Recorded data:
=-=-=
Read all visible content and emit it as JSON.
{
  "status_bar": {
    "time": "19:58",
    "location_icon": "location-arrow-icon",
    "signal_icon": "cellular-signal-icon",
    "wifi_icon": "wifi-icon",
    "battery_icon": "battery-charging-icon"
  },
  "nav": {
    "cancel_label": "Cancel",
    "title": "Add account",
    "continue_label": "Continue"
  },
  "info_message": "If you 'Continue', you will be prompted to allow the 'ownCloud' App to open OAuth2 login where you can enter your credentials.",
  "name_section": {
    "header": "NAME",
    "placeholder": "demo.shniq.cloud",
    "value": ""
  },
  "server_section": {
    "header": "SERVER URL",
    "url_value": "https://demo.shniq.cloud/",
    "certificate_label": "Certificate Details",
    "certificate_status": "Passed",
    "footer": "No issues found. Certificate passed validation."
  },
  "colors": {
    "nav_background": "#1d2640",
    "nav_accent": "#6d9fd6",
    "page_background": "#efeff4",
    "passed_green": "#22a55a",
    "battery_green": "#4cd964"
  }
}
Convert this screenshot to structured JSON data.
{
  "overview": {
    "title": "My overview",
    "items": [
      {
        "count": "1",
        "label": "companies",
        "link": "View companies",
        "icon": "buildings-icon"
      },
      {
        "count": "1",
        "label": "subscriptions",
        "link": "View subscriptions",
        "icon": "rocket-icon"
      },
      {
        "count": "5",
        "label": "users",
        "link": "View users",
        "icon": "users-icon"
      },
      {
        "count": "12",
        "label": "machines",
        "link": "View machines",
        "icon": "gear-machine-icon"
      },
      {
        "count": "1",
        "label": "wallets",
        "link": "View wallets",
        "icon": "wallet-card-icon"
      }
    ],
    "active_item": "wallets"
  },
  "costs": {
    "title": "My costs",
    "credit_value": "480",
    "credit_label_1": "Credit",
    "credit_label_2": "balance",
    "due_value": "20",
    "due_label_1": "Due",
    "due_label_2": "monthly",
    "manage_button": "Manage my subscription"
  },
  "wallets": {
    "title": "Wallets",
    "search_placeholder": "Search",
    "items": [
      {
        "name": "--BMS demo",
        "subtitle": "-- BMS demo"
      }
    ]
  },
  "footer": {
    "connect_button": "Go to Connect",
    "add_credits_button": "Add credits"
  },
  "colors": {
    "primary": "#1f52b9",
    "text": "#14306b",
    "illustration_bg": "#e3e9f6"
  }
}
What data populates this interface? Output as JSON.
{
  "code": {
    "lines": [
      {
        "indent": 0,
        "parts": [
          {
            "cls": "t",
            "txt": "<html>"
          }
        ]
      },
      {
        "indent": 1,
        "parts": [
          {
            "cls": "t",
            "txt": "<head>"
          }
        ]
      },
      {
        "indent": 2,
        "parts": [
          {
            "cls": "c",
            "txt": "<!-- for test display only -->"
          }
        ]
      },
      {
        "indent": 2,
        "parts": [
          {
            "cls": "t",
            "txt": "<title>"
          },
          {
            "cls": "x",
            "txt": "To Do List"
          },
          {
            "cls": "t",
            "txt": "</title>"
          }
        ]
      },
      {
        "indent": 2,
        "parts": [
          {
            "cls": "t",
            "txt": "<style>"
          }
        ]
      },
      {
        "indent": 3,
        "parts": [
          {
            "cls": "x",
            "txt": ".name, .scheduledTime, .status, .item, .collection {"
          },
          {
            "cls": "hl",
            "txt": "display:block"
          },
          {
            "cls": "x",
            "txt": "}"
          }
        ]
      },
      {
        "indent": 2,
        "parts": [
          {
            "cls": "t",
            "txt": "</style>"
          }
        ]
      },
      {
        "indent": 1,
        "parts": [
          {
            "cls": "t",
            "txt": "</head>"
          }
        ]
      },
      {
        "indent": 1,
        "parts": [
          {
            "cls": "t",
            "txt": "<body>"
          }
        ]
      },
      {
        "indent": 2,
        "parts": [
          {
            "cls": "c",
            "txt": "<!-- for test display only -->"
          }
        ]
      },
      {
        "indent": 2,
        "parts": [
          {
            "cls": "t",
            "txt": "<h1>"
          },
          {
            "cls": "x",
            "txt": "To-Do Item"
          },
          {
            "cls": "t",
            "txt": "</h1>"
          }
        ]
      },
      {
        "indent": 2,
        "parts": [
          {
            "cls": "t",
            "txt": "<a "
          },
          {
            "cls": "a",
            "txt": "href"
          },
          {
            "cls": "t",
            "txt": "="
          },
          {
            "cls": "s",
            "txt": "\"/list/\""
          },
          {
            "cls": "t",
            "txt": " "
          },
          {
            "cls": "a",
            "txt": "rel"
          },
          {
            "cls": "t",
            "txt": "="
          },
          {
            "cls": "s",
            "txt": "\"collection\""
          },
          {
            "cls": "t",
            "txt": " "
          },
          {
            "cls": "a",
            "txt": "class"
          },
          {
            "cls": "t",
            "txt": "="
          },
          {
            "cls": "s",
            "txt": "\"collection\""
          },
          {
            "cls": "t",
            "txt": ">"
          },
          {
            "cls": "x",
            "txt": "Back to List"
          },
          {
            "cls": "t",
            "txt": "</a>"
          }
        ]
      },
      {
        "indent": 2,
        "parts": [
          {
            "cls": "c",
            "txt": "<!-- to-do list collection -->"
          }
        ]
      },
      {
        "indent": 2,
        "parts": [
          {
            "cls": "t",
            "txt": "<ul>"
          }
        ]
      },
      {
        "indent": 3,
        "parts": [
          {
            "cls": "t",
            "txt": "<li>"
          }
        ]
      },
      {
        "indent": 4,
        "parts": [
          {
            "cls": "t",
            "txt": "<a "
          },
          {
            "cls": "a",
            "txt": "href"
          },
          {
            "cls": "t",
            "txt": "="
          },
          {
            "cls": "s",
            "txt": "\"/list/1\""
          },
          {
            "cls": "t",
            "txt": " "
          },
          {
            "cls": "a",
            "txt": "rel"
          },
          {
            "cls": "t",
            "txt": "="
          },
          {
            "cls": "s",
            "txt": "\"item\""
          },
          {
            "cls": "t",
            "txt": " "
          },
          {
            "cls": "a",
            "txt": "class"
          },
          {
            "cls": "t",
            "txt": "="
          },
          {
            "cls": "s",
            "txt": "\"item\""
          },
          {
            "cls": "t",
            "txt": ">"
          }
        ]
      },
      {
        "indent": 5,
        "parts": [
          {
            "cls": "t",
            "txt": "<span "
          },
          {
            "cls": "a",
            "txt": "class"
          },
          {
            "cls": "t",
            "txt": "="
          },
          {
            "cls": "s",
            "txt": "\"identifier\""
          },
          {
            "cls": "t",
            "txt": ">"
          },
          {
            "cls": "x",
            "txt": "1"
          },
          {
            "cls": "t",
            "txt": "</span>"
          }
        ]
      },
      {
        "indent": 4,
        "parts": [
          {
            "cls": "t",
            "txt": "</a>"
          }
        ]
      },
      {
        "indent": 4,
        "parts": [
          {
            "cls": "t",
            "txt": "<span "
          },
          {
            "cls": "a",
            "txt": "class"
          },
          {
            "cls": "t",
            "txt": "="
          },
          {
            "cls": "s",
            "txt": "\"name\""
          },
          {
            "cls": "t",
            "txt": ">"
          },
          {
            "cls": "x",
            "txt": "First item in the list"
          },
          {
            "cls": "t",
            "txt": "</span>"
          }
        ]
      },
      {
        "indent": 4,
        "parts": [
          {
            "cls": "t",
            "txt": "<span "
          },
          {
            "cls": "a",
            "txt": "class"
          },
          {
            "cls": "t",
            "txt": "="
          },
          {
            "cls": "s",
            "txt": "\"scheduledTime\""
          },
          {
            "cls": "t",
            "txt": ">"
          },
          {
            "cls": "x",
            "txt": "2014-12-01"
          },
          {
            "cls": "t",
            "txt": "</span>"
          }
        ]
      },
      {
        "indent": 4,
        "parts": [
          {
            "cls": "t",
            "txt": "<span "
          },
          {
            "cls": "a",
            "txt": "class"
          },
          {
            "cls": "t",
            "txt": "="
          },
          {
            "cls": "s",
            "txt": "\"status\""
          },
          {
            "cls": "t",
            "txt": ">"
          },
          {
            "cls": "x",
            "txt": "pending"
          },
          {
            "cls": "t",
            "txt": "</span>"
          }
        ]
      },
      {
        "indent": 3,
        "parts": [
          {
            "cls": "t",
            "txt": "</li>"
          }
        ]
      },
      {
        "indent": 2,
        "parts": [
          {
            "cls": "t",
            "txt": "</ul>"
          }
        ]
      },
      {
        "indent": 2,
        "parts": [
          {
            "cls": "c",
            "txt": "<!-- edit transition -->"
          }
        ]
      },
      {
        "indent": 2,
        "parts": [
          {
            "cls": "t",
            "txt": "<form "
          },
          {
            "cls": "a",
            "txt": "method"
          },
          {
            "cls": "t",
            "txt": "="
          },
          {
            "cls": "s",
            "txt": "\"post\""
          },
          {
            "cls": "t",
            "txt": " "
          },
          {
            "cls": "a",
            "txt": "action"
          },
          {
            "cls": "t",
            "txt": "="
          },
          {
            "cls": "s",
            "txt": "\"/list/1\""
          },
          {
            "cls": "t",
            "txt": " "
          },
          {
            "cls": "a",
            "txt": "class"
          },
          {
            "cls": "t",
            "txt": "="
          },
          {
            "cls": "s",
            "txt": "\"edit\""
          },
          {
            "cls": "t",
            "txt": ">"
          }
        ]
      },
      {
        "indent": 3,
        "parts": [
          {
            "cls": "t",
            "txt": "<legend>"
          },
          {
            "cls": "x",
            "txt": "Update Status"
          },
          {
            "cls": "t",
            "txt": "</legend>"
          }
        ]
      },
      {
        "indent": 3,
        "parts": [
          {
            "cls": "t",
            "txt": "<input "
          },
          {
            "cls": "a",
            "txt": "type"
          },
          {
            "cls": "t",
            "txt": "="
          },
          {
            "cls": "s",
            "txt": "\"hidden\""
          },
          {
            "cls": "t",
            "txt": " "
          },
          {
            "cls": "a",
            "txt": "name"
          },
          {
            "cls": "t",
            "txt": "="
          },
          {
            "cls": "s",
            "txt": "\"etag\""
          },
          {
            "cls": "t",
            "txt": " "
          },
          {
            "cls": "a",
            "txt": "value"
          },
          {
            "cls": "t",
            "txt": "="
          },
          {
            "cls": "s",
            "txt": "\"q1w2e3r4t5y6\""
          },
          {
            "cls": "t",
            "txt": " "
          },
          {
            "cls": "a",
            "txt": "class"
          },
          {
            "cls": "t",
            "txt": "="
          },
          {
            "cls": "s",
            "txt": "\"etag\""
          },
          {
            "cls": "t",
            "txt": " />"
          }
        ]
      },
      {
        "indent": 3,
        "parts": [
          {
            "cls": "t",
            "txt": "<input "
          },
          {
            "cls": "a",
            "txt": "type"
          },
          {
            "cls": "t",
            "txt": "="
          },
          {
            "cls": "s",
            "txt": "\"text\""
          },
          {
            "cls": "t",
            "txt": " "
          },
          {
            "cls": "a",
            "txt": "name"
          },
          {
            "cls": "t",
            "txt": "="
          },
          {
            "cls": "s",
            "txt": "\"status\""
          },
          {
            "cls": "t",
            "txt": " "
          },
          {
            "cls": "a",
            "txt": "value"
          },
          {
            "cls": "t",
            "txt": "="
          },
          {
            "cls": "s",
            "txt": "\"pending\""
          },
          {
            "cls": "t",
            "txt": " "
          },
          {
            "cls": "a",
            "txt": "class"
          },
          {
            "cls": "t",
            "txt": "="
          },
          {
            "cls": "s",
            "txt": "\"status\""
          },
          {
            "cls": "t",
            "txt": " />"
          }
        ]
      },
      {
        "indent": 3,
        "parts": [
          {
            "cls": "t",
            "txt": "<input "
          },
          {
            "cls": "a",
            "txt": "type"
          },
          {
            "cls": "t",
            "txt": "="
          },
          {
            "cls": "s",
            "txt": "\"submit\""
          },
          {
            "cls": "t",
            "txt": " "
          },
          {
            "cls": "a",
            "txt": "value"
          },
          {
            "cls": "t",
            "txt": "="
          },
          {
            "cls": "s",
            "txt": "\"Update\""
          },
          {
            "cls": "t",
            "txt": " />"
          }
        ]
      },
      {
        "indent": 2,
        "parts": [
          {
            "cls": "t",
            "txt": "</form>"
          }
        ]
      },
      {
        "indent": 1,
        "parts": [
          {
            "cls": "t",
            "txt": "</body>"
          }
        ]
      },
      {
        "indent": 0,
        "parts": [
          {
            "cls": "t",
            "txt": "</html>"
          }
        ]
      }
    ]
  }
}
=-=-=
**WHAT THE TASK ASKS**
Every line containing the string "demo" must be listed.

**SOLUTION TO THE PROBLEM**
    "placeholder": "demo.shniq.cloud",
    "url_value": "https://demo.shniq.cloud/",
        "name": "--BMS demo",
        "subtitle": "-- BMS demo"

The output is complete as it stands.